[Records excerpted from a collection]
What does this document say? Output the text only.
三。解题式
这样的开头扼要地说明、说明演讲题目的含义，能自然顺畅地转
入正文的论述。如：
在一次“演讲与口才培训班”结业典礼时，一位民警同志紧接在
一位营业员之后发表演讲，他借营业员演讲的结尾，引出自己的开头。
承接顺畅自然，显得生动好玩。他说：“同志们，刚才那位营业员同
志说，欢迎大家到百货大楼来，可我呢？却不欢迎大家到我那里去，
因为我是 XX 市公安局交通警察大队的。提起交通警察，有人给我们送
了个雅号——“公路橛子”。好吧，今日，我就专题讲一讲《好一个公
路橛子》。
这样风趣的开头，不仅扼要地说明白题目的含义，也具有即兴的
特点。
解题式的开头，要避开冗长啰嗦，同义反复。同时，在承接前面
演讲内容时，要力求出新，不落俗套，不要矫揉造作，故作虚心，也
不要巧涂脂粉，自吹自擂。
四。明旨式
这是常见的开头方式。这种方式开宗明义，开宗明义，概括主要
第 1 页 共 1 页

**Short task:** Quote each line of the data above exactly as written.

**Answer:**
What does this document say? Output the text only.
三。解题式
这样的开头扼要地说明、说明演讲题目的含义，能自然顺畅地转
入正文的论述。如：
在一次“演讲与口才培训班”结业典礼时，一位民警同志紧接在
一位营业员之后发表演讲，他借营业员演讲的结尾，引出自己的开头。
承接顺畅自然，显得生动好玩。他说：“同志们，刚才那位营业员同
志说，欢迎大家到百货大楼来，可我呢？却不欢迎大家到我那里去，
因为我是 XX 市公安局交通警察大队的。提起交通警察，有人给我们送
了个雅号——“公路橛子”。好吧，今日，我就专题讲一讲《好一个公
路橛子》。
这样风趣的开头，不仅扼要地说明白题目的含义，也具有即兴的
特点。
解题式的开头，要避开冗长啰嗦，同义反复。同时，在承接前面
演讲内容时，要力求出新，不落俗套，不要矫揉造作，故作虚心，也
不要巧涂脂粉，自吹自擂。
四。明旨式
这是常见的开头方式。这种方式开宗明义，开宗明义，概括主要
第 1 页 共 1 页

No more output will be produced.